> Short problem
Records follow. Pull out every line that contains "Career".

> Records shown

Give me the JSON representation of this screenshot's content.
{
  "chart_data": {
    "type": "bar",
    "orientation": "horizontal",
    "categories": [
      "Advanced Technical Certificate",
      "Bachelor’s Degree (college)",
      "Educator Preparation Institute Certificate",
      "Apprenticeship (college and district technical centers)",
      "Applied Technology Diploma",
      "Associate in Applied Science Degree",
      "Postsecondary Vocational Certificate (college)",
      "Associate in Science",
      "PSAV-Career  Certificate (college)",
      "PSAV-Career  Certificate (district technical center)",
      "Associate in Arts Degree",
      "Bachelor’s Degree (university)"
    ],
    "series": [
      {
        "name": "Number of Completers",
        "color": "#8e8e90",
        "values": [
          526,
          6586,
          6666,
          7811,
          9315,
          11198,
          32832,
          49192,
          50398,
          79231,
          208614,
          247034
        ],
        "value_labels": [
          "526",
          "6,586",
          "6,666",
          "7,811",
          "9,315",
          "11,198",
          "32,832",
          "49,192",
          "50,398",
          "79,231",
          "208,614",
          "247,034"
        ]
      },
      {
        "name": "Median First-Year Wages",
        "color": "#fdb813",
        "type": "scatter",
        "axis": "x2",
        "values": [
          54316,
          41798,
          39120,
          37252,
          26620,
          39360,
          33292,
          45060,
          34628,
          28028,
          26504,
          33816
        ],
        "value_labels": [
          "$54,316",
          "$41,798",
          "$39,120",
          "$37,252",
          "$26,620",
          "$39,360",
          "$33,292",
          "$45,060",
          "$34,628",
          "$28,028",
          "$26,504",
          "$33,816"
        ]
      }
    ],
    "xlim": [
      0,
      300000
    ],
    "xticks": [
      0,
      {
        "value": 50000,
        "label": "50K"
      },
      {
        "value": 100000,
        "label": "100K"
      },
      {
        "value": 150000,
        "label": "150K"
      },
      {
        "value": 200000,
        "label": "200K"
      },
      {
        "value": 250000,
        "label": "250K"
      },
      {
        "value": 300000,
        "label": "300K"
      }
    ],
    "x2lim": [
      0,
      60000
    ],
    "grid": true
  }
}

> Complete answer
      "PSAV-Career  Certificate (college)",
      "PSAV-Career  Certificate (district technical center)",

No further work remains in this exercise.